* [AIM OF THE EXERCISE] Gather all lines in the data that hold the string "વનમય".
╭──
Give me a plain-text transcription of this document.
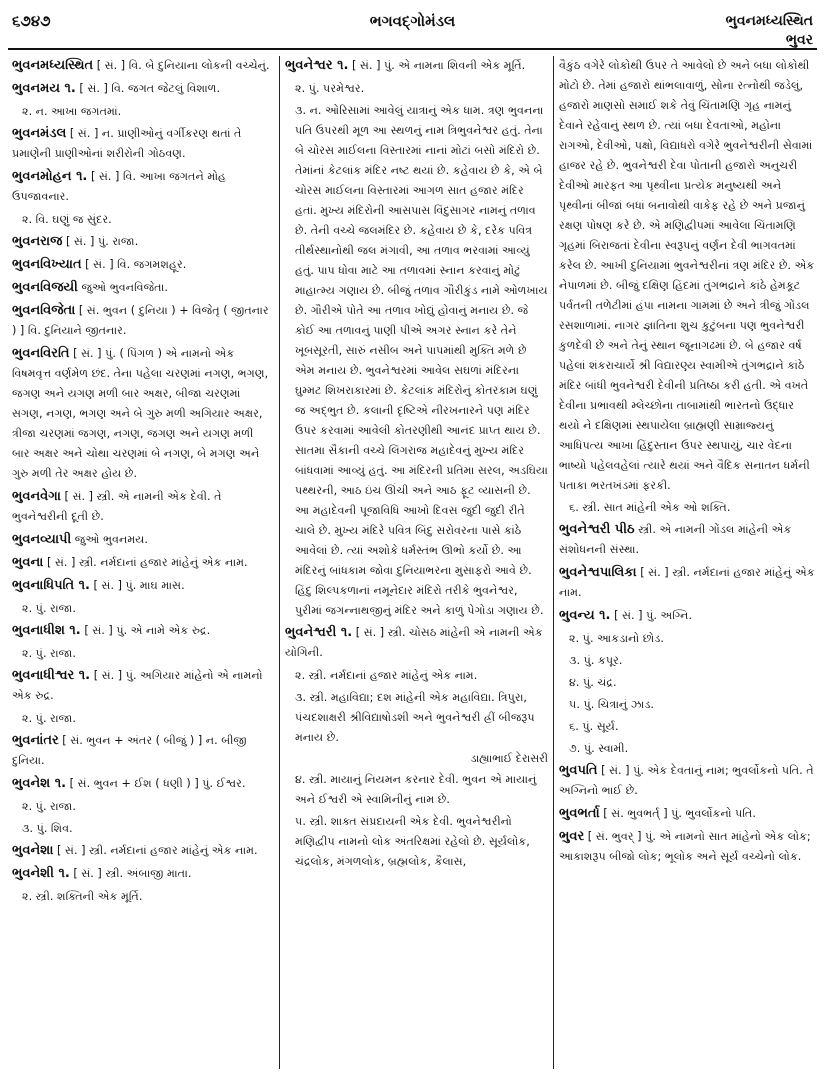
૬૭૪૭	ભગવદ્ગોમંડલ	ભુવનમધ્યસ્થિત
ભુવર
ભુવનમધ્યસ્થિત [ સં. ] વિ. બે દુનિયાના લોકની વચ્ચેનું.
ભુવનમય ૧. [ સં. ] વિ. જગત જેટલું વિશાળ.
૨. ન. આખા જગતમાં.
ભુવનમંડલ [ સં. ] ન. પ્રાણીઓનું વર્ગીકરણ થતાં તે પ્રમાણેની પ્રાણીઓનાં શરીરોની ગોઠવણ.
ભુવનમોહન ૧. [ સં. ] વિ. આખા જગતને મોહ ઉપજાવનાર.
૨. વિ. ઘણું જ સુંદર.
ભુવનરાજ [ સં. ] પું. રાજા.
ભુવનવિખ્યાત [ સં. ] વિ. જગમશહૂર.
ભુવનવિજયી જુઓ ભુવનવિજેતા.
ભુવનવિજેતા [ સં. ભુવન ( દુનિયા ) + વિજેતૃ ( જીતનાર ) ] વિ. દુનિયાને જીતનાર.
ભુવનવિરતિ [ સં. ] પું. ( પિંગળ ) એ નામનો એક વિષમવૃત્ત વર્ણમેળ છંદ. તેના પહેલા ચરણમાં નગણ, ભગણ, જગણ અને યગણ મળી બાર અક્ષર, બીજા ચરણમાં સગણ, નગણ, ભગણ અને બે ગુરુ મળી અગિયાર અક્ષર, ત્રીજા ચરણમાં જગણ, નગણ, જગણ અને યગણ મળી બાર અક્ષર અને ચોથા ચરણમાં બે નગણ, બે મગણ અને ગુરુ મળી તેર અક્ષર હોય છે.
ભુવનવેગા [ સં. ] સ્ત્રી. એ નામની એક દેવી. તે ભુવનેશ્વરીની દૂતી છે.
ભુવનવ્યાપી જુઓ ભુવનમય.
ભુવના [ સં. ] સ્ત્રી. નર્મદાનાં હજાર માંહેનું એક નામ.
ભુવનાધિપતિ ૧. [ સં. ] પું. માઘ માસ.
૨. પું. રાજા.
ભુવનાધીશ ૧. [ સં. ] પું. એ નામે એક રુદ્ર.
૨. પું. રાજા.
ભુવનાધીશ્વર ૧. [ સં. ] પું. અગિયાર માંહેનો એ નામનો એક રુદ્ર.
૨. પું. રાજા.
ભુવનાંતર [ સં. ભુવન + અંતર ( બીજું ) ] ન. બીજી દુનિયા.
ભુવનેશ ૧. [ સં. ભુવન + ઈશ ( ધણી ) ] પું. ઈશ્વર.
૨. પું. રાજા.
૩. પું. શિવ.
ભુવનેશા [ સં. ] સ્ત્રી. નર્મદાનાં હજાર માંહેનું એક નામ.
ભુવનેશી ૧. [ સં. ] સ્ત્રી. અંબાજી માતા.
૨. સ્ત્રી. શક્તિની એક મૂર્તિ.
ભુવનેશ્વર ૧. [ સં. ] પું. એ નામના શિવની એક મૂર્તિ.
૨. પું. પરમેશ્વર.
૩. ન. ઓરિસામાં આવેલું યાત્રાનું એક ધામ. ત્રણ ભુવનના પતિ ઉપરથી મૂળ આ સ્થળનું નામ ત્રિભુવનેશ્વર હતું. તેના બે ચોરસ માઈલના વિસ્તારમાં નાનાં મોટાં બસો મંદિરો છે. તેમાંનાં કેટલાંક મંદિર નષ્ટ થયાં છે. કહેવાય છે કે, એ બે ચોરસ માઈલના વિસ્તારમાં આગળ સાત હજાર મંદિર હતાં. મુખ્ય મંદિરોની આસપાસ વિંદુસાગર નામનું તળાવ છે. તેની વચ્ચે જલમંદિર છે. કહેવાય છે કે, દરેક પવિત્ર તીર્થસ્થાનોથી જલ મંગાવી, આ તળાવ ભરવામાં આવ્યું હતું. પાપ ધોવા માટે આ તળાવમાં સ્નાન કરવાનું મોટું માહાત્મ્ય ગણાય છે. બીજું તળાવ ગૌરીકુંડ નામે ઓળખાય છે. ગૌરીએ પોતે આ તળાવ ખોદ્યું હોવાનું મનાય છે. જે કોઈ આ તળાવનું પાણી પીએ અગર સ્નાન કરે તેને ખૂબસૂરતી, સારું નસીબ અને પાપમાંથી મુક્તિ મળે છે એમ મનાય છે. ભુવનેશ્વરમાં આવેલ સઘળાં મંદિરના ઘુમ્મટ શિખરાકારમાં છે. કેટલાંક મંદિરોનું કોતરકામ ઘણું જ અદ્ભુત છે. કલાની દૃષ્ટિએ નીરખનારને પણ મંદિર ઉપર કરવામાં આવેલી કોતરણીથી આનંદ પ્રાપ્ત થાય છે. સાતમા સૈકાની વચ્ચે લિંગરાજ મહાદેવનું મુખ્ય મંદિર બાંધવામાં આવ્યું હતું. આ મંદિરની પ્રતિમા સરલ, અડઘિયા પથ્થરની, આઠ ઇંચ ઊંચી અને આઠ ફૂટ વ્યાસની છે. આ મહાદેવની પૂજાવિધિ આખો દિવસ જુદી જુદી રીતે ચાલે છે. મુખ્ય મંદિરે પવિત્ર બિંદુ સરોવરના પાસે કાંઠે આવેલાં છે. ત્યાં અશોકે ધર્મસ્તંભ ઊભો કર્યો છે. આ મંદિરનું બાંધકામ જોવા દુનિયાભરના મુસાફરો આવે છે. હિંદુ શિલ્પકળાનાં નમૂનેદાર મંદિરો તરીકે ભુવનેશ્વર, પુરીમાં જગન્નાથજીનું મંદિર અને કાળું પેગોડા ગણાય છે.
ભુવનેશ્વરી ૧. [ સં. ] સ્ત્રી. ચોસઠ માંહેની એ નામની એક યોગિની.
૨. સ્ત્રી. નર્મદાનાં હજાર માંહેનું એક નામ.
૩. સ્ત્રી. મહાવિદ્યા; દશ માંહેની એક મહાવિદ્યા. ત્રિપુરા, પંચદશાક્ષરી શ્રીવિદ્યાષોડશી અને ભુવનેશ્વરી હ્રીં બીજરૂપ મનાય છે.
ડાહ્યાભાઈ દેરાસરી
૪. સ્ત્રી. માયાનું નિયમન કરનાર દેવી. ભુવન એ માયાનું અને ઈશ્વરી એ સ્વામિનીનું નામ છે.
૫. સ્ત્રી. શાક્ત સંપ્રદાયની એક દેવી. ભુવનેશ્વરીનો મણિદ્વીપ નામનો લોક અંતરિક્ષમાં રહેલો છે. સૂર્યલોક, ચંદ્રલોક, મંગળલોક, બ્રહ્મલોક, કૈલાસ,
વૈકુંઠ વગેરે લોકોથી ઉપર તે આવેલો છે અને બધા લોકોથી મોટો છે. તેમાં હજારો થાંભલાવાળું, સોના રત્નોથી જડેલું, હજારો માણસો સમાઈ શકે તેવું ચિંતામણિ ગૃહ નામનું દેવાને રહેવાનું સ્થળ છે. ત્યાં બધા દેવતાઓ, મહોના રાગઓ, દેવીઓ, પક્ષો, વિદ્યાધરો વગેરે ભુવનેશ્વરીની સેવામાં હાજર રહે છે. ભુવનેશ્વરી દેવા પોતાની હજારો અનુચરી દેવીઓ મારફત આ પૃથ્વીના પ્રત્યેક મનુષ્યથી અને પૃથ્વીનાં બીજાં બધાં બનાવોથી વાકેફ રહે છે અને પ્રજાનું રક્ષણ પોષણ કરે છે. એ મણિદ્વીપમાં આવેલા ચિંતામણિ ગૃહમાં બિરાજતાં દેવીના સ્વરૂપનું વર્ણન દેવી ભાગવતમાં કરેલ છે. આખી દુનિયામાં ભુવનેશ્વરીનાં ત્રણ મંદિર છે. એક નેપાળમાં છે. બીજું દક્ષિણ હિંદમાં તુંગભદ્રાને કાંઠે હેમકૂટ પર્વતની તળેટીમાં હંપા નામના ગામમાં છે અને ત્રીજું ગોંડલ રસશાળામાં. નાગર જ્ઞાતિના શુચ કુટુંબના પણ ભુવનેશ્વરી કુળદેવી છે અને તેનું સ્થાન જૂનાગઢમાં છે. બે હજાર વર્ષ પહેલાં શંકરાચાર્યે શ્રી વિદ્યારણ્ય સ્વામીએ તુંગભદ્રાને કાંઠે મંદિર બાંધી ભુવનેશ્વરી દેવીની પ્રતિષ્ઠા કરી હતી. એ વખતે દેવીના પ્રભાવથી મ્લેચ્છોના તાબામાંથી ભારતનો ઉદ્ધાર થયો ને દક્ષિણમાં સ્થપાયેલા બ્રાહ્મણી સામ્રાજ્યનું આધિપત્ય આખા હિંદુસ્તાન ઉપર સ્થપાયું, ચાર વેદના ભાષ્યો પહેલવહેલાં ત્યારે થયાં અને વૈદિક સનાતન ધર્મની પતાકા ભરતખંડમાં ફરકી.
૬. સ્ત્રી. સાત માંહેની એક ઓ શક્તિ.
ભુવનેશ્વરી પીઠ સ્ત્રી. એ નામની ગોંડલ માંહેની એક સંશોધનની સંસ્થા.
ભુવનેશ્વપાલિકા [ સં. ] સ્ત્રી. નર્મદાનાં હજાર માંહેનું એક નામ.
ભુવન્ય ૧. [ સં. ] પું. અગ્નિ.
૨. પું. આકડાનો છોડ.
૩. પું. કપૂર.
૪. પું. ચંદ્ર.
૫. પું. ચિત્રાનું ઝાડ.
૬. પું. સૂર્ય.
૭. પું. સ્વામી.
ભુવપતિ [ સં. ] પું. એક દેવતાનું નામ; ભુવર્લોકનો પતિ. તે અગ્નિનો ભાઈ છે.
ભુવભર્તા [ સં. ભુવભર્ત્ ] પું. ભુવર્લોકનો પતિ.
ભુવર [ સં. ભુવર્ ] પું. એ નામનો સાત માંહેનો એક લોક; આકાશરૂપ બીજો લોક; ભૂલોક અને સૂર્ય વચ્ચેનો લોક.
╰──
* [WRITTEN RESPONSE]
ભુવનમય ૧. [ સં. ] વિ. જગત જેટલું વિશાળ.
ભુવનવ્યાપી જુઓ ભુવનમય.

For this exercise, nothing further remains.